**TEXT SEGMENT:**
□ □ □ □

BRIEF DESCRIPTION OF THE DRAWINGS
[0068] The invention and its many advantages will be described in
more detail below with reference to the accompanying schematic
drawings, which for the purpose of illustration show some
non-limiting embodiments and in which
[0069] FIG. 1 shows a downhole sampling tool according to the
present invention,
[0070] FIG. 2 shows a cross-sectional internal area of the fluid in
the casing,
[0071] FIG. 3 shows a partial cross-sectional view of the sampling
tool of FIG. 1,
[0072] FIG. 4 shows a partial view of the inside of the sampling
tool of FIG. 1,
[0073] FIG. 5 shows a partial cross-sectional view of another
embodiment of the sampling tool,
[0074] FIG. 6 shows another embodiment of the sampling tool,
[0075] FIGS. 7a and 7b show a front view of the sampling tool of
FIG. 6,
[0076] FIG. 8 shows yet another embodiment of the sampling
tool,
[0077] FIG. 9 shows yet another embodiment of the sampling tool,
and
[0078] FIG. 10 shows yet another embodiment of the sampling
tool.
[0079] All the figures are highly schematic and not necessarily to
scale, and they show only those parts which are necessary in order
to elucidate the invention, other parts being omitted or merely
suggested.
DETAILED DESCRIPTION OF THE INVENTION
[0080] FIG. 1 shows a downhole sampling tool 1 for taking out fluid
samples of a fluid 2 present in a casing 3 downhole or a casing 3
in a borehole. The sampling tool 1 comprises a first tool part 4, a
second tool part 5 and a sampling inlet 6 arranged in the first
part. In order to sample fluid from all areas of the casing, the
sampling tool 1 comprises an actuation unit 7 arranged in the
second part, adapted to move the sampling inlet into contact with
the fluid in a first part of the casing area for taking out a fluid
sample of the fluid present in that part of the casing area. The
first part 4 is in FIG. 1 an arm member 8, and the sampling inlet 6
is arranged in the end of the arm member 8. The arm member 8 is
rotated by the actuation unit 7 between a retracted position in the
sampling tool 1 and a projected position, as shown in FIG. 1. The
sampling tool 1 comprises a pump unit for sucking the fluid in
through the sample inlet in order to measure fluid samples in the
sampling tool and/or store samples of borehole fluid in the
sampling tool for further investigation. It is essential to the
tool that the tool comprises a pump for sucking fluid samples into
the sampling tool.

□ □ □ □

**STORED DATA:**
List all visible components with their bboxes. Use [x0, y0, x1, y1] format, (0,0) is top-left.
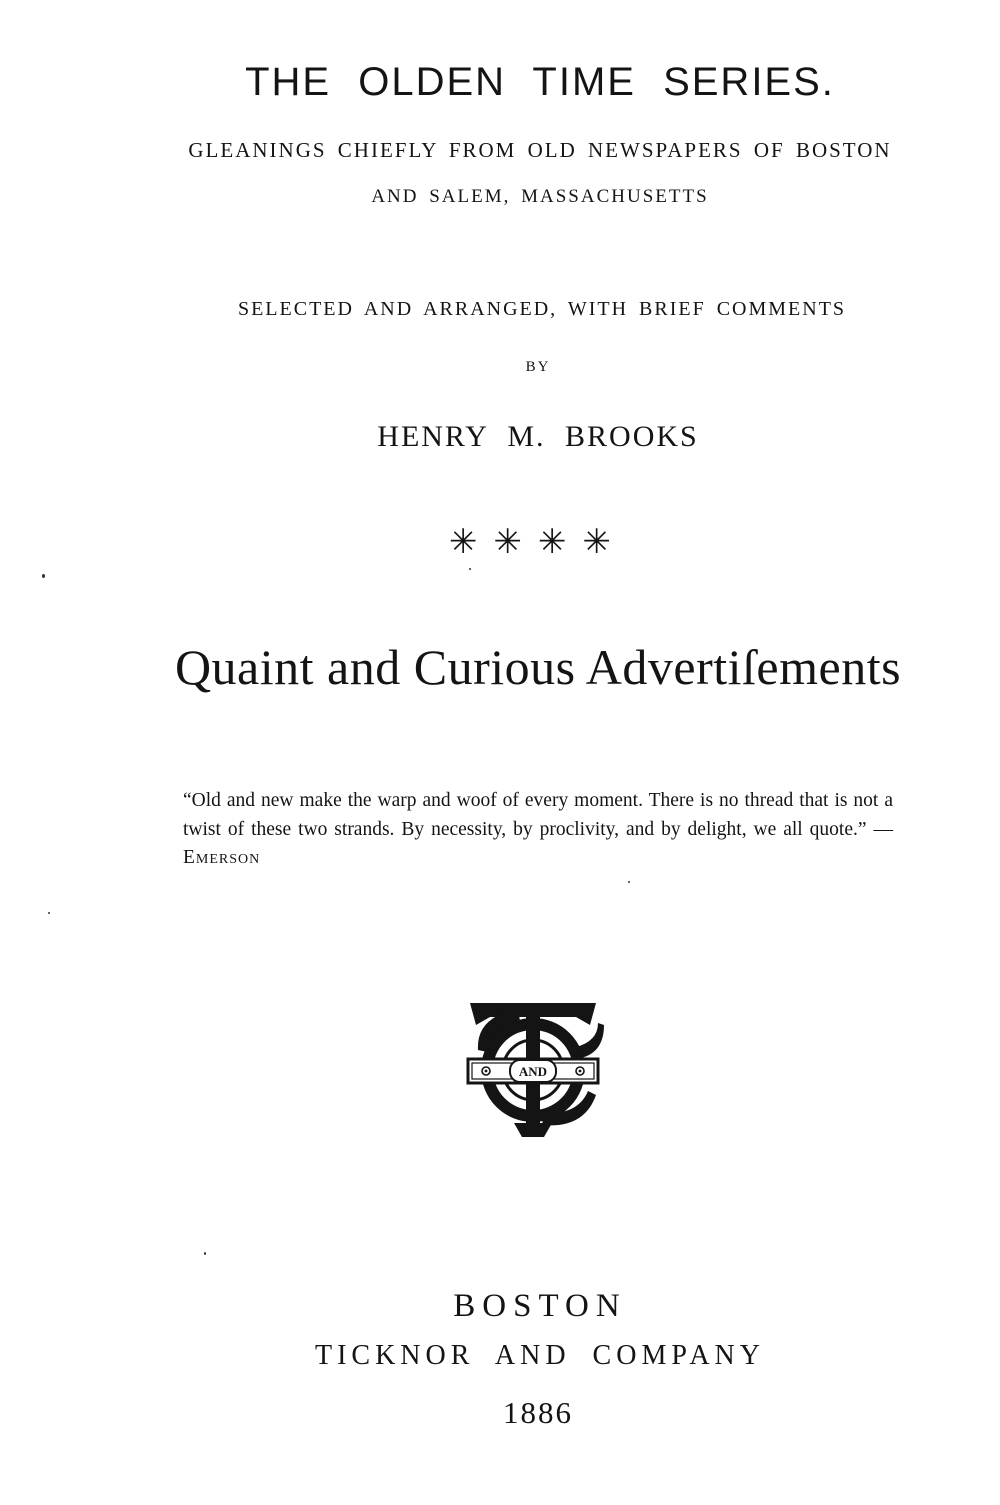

□ □ □ □

**SHORT EXERCISE 1:**
Decide whether each statement below agrees with the downhole sampling tool description above. Answer yes or no for each, and quote the deciding words of that description exactly.
(a) The sampling inlet is arranged in the second tool part.
(b) The actuation unit rotates the arm member between a retracted position and a projected position.
(c) FIG. 5 shows a front view of the sampling tool.
**SHORT EXERCISE 2:**
Resume the downhole sampling tool description, starting right after its final sentence.

**EXERCISE RESPONSE 1:**
(a) No: "a sampling inlet 6 arranged in the first part."
(b) Yes: "The arm member 8 is rotated by the actuation unit 7 between a retracted position in the sampling tool 1 and a projected position"
(c) No: "FIG. 5 shows a partial cross-sectional view of another embodiment of the sampling tool"

**EXERCISE RESPONSE 2:**
[0081] The sampling tool 1 comprises a through-going recess 18
through which the arm member can pass to project on opposite sides
of the recess of the sampling tool 1, as indicated by the arrow in
FIG. 1. By having a through-going recess 18, the versatility of the
tool is drastically increased since the actuation unit may project
in two directions for each stationary position of the tool. This
enables close to a doubling of the sampling speed, since the arm
member may be projected to both sides of the sampling tool without
rearranging the sampling tool. Furthermore the through-going recess
18 enables the user to avoid problems projecting the arm member in
situations where the arm member has been blocked or jammed in one
direction. The user may in these situations unblock or unjam the
arm member by projecting the arm member in the opposite direction.
Jamming is a serious and very cost-intensive problem during
downhole operations.
[0082] Due to the spatial limitations downhole, the actuation unit
7 may be capable of moving the sample inlet 6 between a retracted
and a projected position to save space during movement of the
downhole tool in a retracted position and to reach into the
borehole fluid in the projected position. One tool is furthermore
capable of fitting a broader range of well sizes in that the width
of the tool can be changed.
[0083] When a well producing oil 22 or gas 21 is producing too much
water, the water 23 may be water occurring naturally in the
reservoir, or it may be displacement fluid, such as sea water,
injected to displace the zone of oil or gas. The natural reservoir
water has another content of minerals than the injected water, and
by taking out samples and measuring the fluid flowing in the casing
3, it can be determined which water source the water comes from.
When producing oil, the displacement fluid may also be injected gas
or steam. In deviated or horizontal wells, the fluid divides into
fluid phases so that the water 23 is located in the bottom part of
the casing, as illustrated in the cross-sectional internal area of
the casing shown in FIG. 2. In order to take a sample of the water,
the first tool part 4 needs to be moved so that the sampling inlet
6 is arranged in the water phase of the fluid and thus in the
bottom to be able to take out a sample of water, as shown in FIG.
2. The sampling tool 1 has an actuation unit to be able to move the
first part of the sampling tool 1 into a certain area of interest
of the casing. In the event that the fluid phase to be investigated
is the gas phase 21, the actuation unit 7 needs to move the first
tool part 4 so that the sampling inlet is located in the area of
the cross-sectional internal area of the casing comprising gas,
which in FIG. 2 is the top part of the casing.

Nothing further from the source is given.